» **Work to complete**:
Please reproduce each of the entries below exactly as they appear.

Top of Extracted information

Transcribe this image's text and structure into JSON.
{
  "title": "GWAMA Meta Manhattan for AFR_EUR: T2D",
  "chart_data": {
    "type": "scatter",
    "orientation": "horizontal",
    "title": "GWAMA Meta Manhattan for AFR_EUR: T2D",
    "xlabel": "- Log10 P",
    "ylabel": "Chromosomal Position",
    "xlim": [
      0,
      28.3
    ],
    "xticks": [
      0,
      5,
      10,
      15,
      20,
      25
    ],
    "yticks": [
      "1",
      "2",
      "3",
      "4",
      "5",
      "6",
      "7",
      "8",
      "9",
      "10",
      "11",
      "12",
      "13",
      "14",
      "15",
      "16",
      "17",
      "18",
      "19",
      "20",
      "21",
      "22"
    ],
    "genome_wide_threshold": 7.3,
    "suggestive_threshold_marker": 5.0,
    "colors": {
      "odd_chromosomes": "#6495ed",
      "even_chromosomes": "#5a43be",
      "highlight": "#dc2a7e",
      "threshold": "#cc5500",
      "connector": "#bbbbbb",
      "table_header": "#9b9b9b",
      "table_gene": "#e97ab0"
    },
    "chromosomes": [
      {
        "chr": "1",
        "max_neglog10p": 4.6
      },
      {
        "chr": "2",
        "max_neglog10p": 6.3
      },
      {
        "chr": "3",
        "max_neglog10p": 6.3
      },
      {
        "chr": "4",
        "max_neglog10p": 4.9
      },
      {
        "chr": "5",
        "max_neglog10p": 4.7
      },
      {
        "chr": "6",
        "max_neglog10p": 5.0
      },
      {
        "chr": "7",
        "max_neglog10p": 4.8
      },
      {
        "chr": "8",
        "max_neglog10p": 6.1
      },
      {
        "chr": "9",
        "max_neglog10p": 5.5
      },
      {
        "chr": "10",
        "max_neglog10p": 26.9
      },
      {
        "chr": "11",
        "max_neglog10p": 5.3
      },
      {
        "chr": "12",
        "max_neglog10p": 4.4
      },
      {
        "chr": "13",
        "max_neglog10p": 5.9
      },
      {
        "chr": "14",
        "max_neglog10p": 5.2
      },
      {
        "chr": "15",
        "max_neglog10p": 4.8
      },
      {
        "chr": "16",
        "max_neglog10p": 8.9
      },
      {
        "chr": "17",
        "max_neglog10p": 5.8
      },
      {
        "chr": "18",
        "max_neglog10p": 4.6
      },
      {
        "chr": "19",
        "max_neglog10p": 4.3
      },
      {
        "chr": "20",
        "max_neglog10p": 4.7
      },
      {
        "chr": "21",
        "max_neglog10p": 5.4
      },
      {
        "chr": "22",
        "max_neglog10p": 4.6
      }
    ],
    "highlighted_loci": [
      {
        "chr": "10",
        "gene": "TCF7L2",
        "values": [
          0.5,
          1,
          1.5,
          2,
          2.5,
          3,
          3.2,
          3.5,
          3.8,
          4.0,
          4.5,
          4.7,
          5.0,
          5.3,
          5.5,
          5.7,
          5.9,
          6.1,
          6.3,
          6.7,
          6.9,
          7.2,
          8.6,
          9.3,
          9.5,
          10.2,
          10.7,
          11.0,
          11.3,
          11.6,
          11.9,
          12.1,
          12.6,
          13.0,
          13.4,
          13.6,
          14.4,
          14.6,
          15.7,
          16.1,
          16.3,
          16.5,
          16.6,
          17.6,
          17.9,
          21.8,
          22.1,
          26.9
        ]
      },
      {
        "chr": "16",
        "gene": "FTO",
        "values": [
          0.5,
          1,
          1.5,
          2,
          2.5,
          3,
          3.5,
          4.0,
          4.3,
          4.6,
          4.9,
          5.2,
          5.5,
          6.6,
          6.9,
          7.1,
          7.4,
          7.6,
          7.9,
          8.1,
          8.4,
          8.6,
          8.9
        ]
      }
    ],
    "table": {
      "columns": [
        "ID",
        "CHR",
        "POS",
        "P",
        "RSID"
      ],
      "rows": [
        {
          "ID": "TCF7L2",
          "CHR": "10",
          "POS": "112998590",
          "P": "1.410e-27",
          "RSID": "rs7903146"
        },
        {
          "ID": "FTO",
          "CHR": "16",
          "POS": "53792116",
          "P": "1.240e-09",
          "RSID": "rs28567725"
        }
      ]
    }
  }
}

Bottom of Extracted information

» **Exercise output**:
Transcribe this image's text and structure into JSON.
{
  "title": "GWAMA Meta Manhattan for AFR_EUR: T2D",
  "chart_data": {
    "type": "scatter",
    "orientation": "horizontal",
    "title": "GWAMA Meta Manhattan for AFR_EUR: T2D",
    "xlabel": "- Log10 P",
    "ylabel": "Chromosomal Position",
    "xlim": [
      0,
      28.3
    ],
    "xticks": [
      0,
      5,
      10,
      15,
      20,
      25
    ],
    "yticks": [
      "1",
      "2",
      "3",
      "4",
      "5",
      "6",
      "7",
      "8",
      "9",
      "10",
      "11",
      "12",
      "13",
      "14",
      "15",
      "16",
      "17",
      "18",
      "19",
      "20",
      "21",
      "22"
    ],
    "genome_wide_threshold": 7.3,
    "suggestive_threshold_marker": 5.0,
    "colors": {
      "odd_chromosomes": "#6495ed",
      "even_chromosomes": "#5a43be",
      "highlight": "#dc2a7e",
      "threshold": "#cc5500",
      "connector": "#bbbbbb",
      "table_header": "#9b9b9b",
      "table_gene": "#e97ab0"
    },
    "chromosomes": [
      {
        "chr": "1",
        "max_neglog10p": 4.6
      },
      {
        "chr": "2",
        "max_neglog10p": 6.3
      },
      {
        "chr": "3",
        "max_neglog10p": 6.3
      },
      {
        "chr": "4",
        "max_neglog10p": 4.9
      },
      {
        "chr": "5",
        "max_neglog10p": 4.7
      },
      {
        "chr": "6",
        "max_neglog10p": 5.0
      },
      {
        "chr": "7",
        "max_neglog10p": 4.8
      },
      {
        "chr": "8",
        "max_neglog10p": 6.1
      },
      {
        "chr": "9",
        "max_neglog10p": 5.5
      },
      {
        "chr": "10",
        "max_neglog10p": 26.9
      },
      {
        "chr": "11",
        "max_neglog10p": 5.3
      },
      {
        "chr": "12",
        "max_neglog10p": 4.4
      },
      {
        "chr": "13",
        "max_neglog10p": 5.9
      },
      {
        "chr": "14",
        "max_neglog10p": 5.2
      },
      {
        "chr": "15",
        "max_neglog10p": 4.8
      },
      {
        "chr": "16",
        "max_neglog10p": 8.9
      },
      {
        "chr": "17",
        "max_neglog10p": 5.8
      },
      {
        "chr": "18",
        "max_neglog10p": 4.6
      },
      {
        "chr": "19",
        "max_neglog10p": 4.3
      },
      {
        "chr": "20",
        "max_neglog10p": 4.7
      },
      {
        "chr": "21",
        "max_neglog10p": 5.4
      },
      {
        "chr": "22",
        "max_neglog10p": 4.6
      }
    ],
    "highlighted_loci": [
      {
        "chr": "10",
        "gene": "TCF7L2",
        "values": [
          0.5,
          1,
          1.5,
          2,
          2.5,
          3,
          3.2,
          3.5,
          3.8,
          4.0,
          4.5,
          4.7,
          5.0,
          5.3,
          5.5,
          5.7,
          5.9,
          6.1,
          6.3,
          6.7,
          6.9,
          7.2,
          8.6,
          9.3,
          9.5,
          10.2,
          10.7,
          11.0,
          11.3,
          11.6,
          11.9,
          12.1,
          12.6,
          13.0,
          13.4,
          13.6,
          14.4,
          14.6,
          15.7,
          16.1,
          16.3,
          16.5,
          16.6,
          17.6,
          17.9,
          21.8,
          22.1,
          26.9
        ]
      },
      {
        "chr": "16",
        "gene": "FTO",
        "values": [
          0.5,
          1,
          1.5,
          2,
          2.5,
          3,
          3.5,
          4.0,
          4.3,
          4.6,
          4.9,
          5.2,
          5.5,
          6.6,
          6.9,
          7.1,
          7.4,
          7.6,
          7.9,
          8.1,
          8.4,
          8.6,
          8.9
        ]
      }
    ],
    "table": {
      "columns": [
        "ID",
        "CHR",
        "POS",
        "P",
        "RSID"
      ],
      "rows": [
        {
          "ID": "TCF7L2",
          "CHR": "10",
          "POS": "112998590",
          "P": "1.410e-27",
          "RSID": "rs7903146"
        },
        {
          "ID": "FTO",
          "CHR": "16",
          "POS": "53792116",
          "P": "1.240e-09",
          "RSID": "rs28567725"
        }
      ]
    }
  }
}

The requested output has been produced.